[BEGIN Input material]

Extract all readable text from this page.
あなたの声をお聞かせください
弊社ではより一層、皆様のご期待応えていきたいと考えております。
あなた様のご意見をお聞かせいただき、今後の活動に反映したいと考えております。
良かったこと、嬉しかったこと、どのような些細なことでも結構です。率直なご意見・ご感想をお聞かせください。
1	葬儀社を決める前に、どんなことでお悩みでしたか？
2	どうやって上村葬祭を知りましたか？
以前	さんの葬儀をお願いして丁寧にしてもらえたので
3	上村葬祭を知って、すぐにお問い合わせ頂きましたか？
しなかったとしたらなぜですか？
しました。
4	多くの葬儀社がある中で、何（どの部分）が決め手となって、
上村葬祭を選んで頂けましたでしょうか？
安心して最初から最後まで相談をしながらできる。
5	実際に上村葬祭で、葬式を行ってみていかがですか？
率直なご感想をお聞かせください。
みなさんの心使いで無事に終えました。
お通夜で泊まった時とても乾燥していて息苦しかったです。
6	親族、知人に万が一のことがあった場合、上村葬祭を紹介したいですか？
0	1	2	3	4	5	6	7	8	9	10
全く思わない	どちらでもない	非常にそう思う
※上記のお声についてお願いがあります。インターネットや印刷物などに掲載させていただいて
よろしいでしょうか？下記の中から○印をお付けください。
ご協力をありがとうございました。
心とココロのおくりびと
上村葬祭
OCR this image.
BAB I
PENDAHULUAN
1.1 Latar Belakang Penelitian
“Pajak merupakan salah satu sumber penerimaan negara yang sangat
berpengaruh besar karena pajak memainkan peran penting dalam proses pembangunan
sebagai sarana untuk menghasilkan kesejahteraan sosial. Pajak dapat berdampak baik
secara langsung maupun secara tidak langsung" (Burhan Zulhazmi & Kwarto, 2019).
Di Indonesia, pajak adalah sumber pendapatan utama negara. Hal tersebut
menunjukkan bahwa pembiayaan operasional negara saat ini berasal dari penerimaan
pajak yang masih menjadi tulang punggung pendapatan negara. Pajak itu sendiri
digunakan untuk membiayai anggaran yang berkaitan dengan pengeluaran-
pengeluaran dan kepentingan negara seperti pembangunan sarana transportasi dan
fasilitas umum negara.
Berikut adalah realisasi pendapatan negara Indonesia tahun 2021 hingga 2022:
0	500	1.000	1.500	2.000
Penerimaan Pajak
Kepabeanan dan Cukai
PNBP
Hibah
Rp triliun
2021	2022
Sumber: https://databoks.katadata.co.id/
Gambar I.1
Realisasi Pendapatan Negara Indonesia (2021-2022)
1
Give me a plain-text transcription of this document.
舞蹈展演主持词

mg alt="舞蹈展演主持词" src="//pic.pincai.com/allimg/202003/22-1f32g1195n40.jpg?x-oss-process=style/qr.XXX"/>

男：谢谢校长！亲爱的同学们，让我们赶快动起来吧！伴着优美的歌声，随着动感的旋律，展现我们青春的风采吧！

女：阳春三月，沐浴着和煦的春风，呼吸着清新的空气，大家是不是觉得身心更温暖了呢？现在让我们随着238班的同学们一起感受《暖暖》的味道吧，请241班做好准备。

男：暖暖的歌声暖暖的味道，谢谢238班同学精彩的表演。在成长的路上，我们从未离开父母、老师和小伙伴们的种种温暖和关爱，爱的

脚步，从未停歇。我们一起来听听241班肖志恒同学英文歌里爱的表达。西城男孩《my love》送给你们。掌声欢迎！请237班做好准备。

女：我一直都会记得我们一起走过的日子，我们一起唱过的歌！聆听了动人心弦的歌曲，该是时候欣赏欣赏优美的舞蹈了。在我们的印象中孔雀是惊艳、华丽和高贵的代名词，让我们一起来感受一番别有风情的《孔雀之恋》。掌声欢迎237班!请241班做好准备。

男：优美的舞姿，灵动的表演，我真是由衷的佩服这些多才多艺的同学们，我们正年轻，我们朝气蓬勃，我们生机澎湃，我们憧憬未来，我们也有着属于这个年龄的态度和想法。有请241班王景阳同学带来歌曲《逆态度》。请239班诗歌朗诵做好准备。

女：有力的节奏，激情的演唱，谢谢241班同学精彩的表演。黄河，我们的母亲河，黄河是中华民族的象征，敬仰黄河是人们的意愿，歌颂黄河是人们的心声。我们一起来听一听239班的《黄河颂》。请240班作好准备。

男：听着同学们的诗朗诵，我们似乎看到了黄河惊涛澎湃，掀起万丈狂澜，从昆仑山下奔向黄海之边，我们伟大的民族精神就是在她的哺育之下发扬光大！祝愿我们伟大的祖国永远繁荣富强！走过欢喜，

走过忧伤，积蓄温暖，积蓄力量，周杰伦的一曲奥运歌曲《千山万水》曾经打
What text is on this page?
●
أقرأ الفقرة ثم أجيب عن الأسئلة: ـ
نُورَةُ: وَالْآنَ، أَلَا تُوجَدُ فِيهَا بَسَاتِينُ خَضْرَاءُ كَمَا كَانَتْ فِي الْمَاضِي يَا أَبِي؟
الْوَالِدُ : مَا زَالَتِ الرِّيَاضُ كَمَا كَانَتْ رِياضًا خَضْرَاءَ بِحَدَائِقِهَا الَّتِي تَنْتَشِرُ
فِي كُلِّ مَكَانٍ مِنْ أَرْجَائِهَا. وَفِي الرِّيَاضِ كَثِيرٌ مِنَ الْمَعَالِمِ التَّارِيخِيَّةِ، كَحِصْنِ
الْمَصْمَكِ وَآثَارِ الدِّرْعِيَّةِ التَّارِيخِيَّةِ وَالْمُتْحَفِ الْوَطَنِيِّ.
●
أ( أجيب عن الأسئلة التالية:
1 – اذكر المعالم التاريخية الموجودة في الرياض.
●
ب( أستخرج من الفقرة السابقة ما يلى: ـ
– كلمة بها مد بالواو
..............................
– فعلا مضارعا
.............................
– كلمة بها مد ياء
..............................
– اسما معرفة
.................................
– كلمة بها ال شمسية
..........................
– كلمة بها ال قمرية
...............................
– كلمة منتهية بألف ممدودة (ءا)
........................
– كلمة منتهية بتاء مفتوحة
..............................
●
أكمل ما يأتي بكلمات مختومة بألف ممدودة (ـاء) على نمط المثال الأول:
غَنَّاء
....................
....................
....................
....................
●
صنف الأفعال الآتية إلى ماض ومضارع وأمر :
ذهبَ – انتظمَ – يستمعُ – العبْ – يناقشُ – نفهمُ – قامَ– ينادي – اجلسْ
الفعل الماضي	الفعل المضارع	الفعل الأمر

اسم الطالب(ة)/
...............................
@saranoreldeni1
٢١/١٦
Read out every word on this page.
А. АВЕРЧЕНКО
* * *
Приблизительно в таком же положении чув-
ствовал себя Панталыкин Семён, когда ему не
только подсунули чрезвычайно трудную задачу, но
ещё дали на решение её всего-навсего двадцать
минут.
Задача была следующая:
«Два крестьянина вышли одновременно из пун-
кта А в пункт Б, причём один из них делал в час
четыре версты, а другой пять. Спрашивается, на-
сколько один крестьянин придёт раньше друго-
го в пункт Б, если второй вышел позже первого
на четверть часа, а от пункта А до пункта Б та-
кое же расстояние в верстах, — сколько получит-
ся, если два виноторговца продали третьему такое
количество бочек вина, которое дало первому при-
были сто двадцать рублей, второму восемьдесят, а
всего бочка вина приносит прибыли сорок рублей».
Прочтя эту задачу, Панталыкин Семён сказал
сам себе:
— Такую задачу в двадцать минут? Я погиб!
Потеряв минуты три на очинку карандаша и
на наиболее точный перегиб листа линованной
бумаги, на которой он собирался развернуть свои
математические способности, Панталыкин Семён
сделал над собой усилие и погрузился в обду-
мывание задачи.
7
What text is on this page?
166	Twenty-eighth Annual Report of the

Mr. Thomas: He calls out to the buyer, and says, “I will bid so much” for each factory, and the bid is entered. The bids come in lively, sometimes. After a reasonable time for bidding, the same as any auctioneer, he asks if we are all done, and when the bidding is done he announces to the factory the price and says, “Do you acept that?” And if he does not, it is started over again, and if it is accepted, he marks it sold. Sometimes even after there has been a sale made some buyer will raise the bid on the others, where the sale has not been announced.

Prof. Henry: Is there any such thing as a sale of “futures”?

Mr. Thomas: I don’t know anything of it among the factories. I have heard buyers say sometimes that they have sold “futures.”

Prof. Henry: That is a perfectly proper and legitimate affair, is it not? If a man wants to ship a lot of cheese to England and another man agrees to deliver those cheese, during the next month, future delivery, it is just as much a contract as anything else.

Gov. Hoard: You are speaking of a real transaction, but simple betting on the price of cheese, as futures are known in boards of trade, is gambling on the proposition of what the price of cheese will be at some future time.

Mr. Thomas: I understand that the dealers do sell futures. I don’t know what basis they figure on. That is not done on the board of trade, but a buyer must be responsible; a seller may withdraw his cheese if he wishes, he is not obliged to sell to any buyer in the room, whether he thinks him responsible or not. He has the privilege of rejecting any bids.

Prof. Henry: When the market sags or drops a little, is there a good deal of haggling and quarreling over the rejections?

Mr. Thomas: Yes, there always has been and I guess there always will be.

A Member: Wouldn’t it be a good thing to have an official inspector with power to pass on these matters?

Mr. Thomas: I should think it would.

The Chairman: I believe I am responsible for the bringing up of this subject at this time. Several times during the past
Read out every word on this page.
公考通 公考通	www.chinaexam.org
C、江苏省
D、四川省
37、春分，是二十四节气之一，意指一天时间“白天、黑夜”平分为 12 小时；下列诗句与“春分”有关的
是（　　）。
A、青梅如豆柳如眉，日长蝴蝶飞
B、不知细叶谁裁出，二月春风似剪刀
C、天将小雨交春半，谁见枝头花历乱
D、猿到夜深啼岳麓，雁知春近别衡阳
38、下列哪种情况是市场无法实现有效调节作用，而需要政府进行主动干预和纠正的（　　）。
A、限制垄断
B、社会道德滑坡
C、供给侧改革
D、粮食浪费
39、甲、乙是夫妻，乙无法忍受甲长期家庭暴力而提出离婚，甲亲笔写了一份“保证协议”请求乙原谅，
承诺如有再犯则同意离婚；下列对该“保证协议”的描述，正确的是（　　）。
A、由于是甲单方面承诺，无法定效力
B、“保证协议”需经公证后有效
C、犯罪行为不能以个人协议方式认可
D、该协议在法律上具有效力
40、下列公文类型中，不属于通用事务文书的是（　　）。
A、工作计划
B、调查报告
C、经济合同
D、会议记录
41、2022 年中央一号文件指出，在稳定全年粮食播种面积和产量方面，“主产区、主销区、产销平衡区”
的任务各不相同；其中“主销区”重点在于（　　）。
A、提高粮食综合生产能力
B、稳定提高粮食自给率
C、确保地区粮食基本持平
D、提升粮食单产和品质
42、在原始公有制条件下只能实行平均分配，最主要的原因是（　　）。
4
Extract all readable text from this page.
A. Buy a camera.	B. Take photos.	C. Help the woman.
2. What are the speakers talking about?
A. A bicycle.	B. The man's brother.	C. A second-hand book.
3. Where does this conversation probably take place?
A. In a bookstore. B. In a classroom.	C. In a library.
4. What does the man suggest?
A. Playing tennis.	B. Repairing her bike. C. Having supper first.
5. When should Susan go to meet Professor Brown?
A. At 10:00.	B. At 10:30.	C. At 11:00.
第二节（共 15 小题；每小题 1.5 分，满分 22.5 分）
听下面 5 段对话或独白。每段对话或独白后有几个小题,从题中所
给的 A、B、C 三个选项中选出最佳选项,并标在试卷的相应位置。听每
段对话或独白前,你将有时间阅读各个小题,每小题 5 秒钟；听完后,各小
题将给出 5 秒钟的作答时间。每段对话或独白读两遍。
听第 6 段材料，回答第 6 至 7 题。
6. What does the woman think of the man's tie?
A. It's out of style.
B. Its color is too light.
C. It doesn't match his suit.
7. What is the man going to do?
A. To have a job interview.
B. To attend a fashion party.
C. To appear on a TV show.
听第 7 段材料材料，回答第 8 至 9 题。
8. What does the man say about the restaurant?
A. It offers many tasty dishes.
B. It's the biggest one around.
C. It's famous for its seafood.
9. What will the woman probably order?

[END Input material]

▶ _Short task_
In the entries above, find every line holding the word "всего" and copy it out.

▶ _Exercise output_
ещё дали на решение её всего-навсего двадцать
всего бочка вина приносит прибыли сорок рублей».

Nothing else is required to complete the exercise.